Problem statement: Can you copy out the data exactly? Leave the images out.

Task input:
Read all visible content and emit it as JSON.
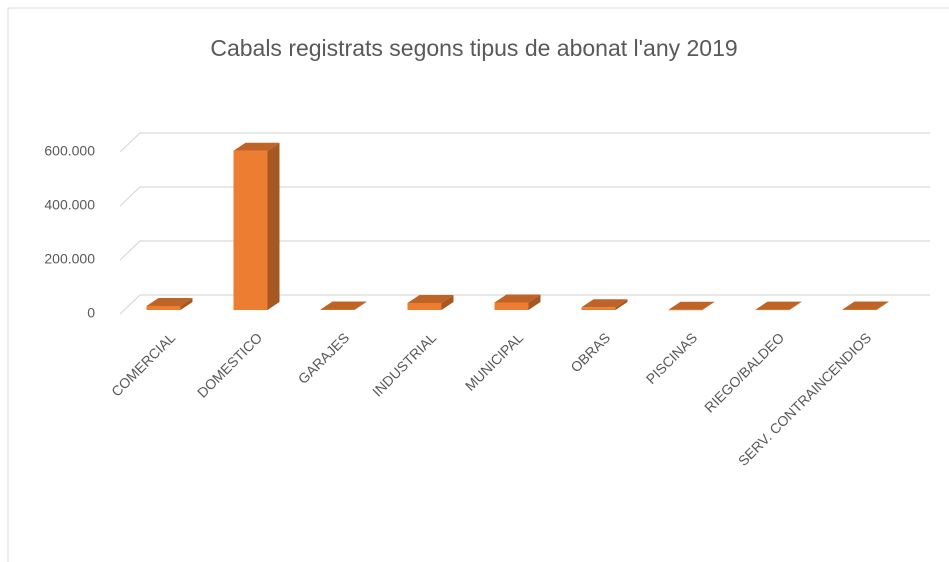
{
  "chart_data": {
    "type": "bar3d",
    "title": "Cabals registrats segons tipus de abonat l'any 2019",
    "categories": [
      "COMERCIAL",
      "DOMESTICO",
      "GARAJES",
      "INDUSTRIAL",
      "MUNICIPAL",
      "OBRAS",
      "PISCINAS",
      "RIEGO/BALDEO",
      "SERV. CONTRAINCENDIOS"
    ],
    "values": [
      15000,
      590000,
      2000,
      26000,
      28000,
      10000,
      1000,
      1500,
      2000
    ],
    "color": "#ed7d31",
    "ylim": [
      0,
      600000
    ],
    "yticks": [
      0,
      {
        "value": 200000,
        "label": "200.000"
      },
      {
        "value": 400000,
        "label": "400.000"
      },
      {
        "value": 600000,
        "label": "600.000"
      }
    ],
    "grid": true
  }
}
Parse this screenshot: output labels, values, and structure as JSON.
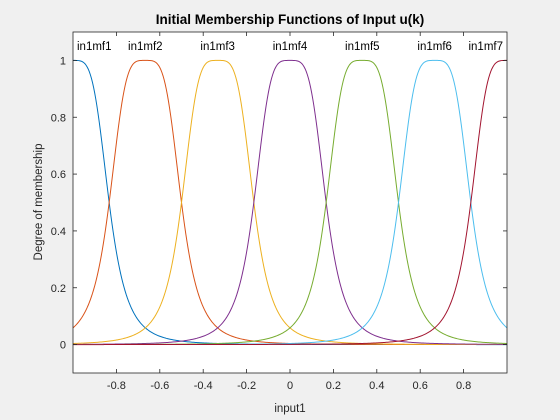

Solution for this problem:
Read all visible content and emit it as JSON.
{
  "chart_data": {
    "type": "bar3d",
    "title": "Cabals registrats segons tipus de abonat l'any 2019",
    "categories": [
      "COMERCIAL",
      "DOMESTICO",
      "GARAJES",
      "INDUSTRIAL",
      "MUNICIPAL",
      "OBRAS",
      "PISCINAS",
      "RIEGO/BALDEO",
      "SERV. CONTRAINCENDIOS"
    ],
    "values": [
      15000,
      590000,
      2000,
      26000,
      28000,
      10000,
      1000,
      1500,
      2000
    ],
    "color": "#ed7d31",
    "ylim": [
      0,
      600000
    ],
    "yticks": [
      0,
      {
        "value": 200000,
        "label": "200.000"
      },
      {
        "value": 400000,
        "label": "400.000"
      },
      {
        "value": 600000,
        "label": "600.000"
      }
    ],
    "grid": true
  }
}
Parse this screenshot: output labels, values, and structure as JSON.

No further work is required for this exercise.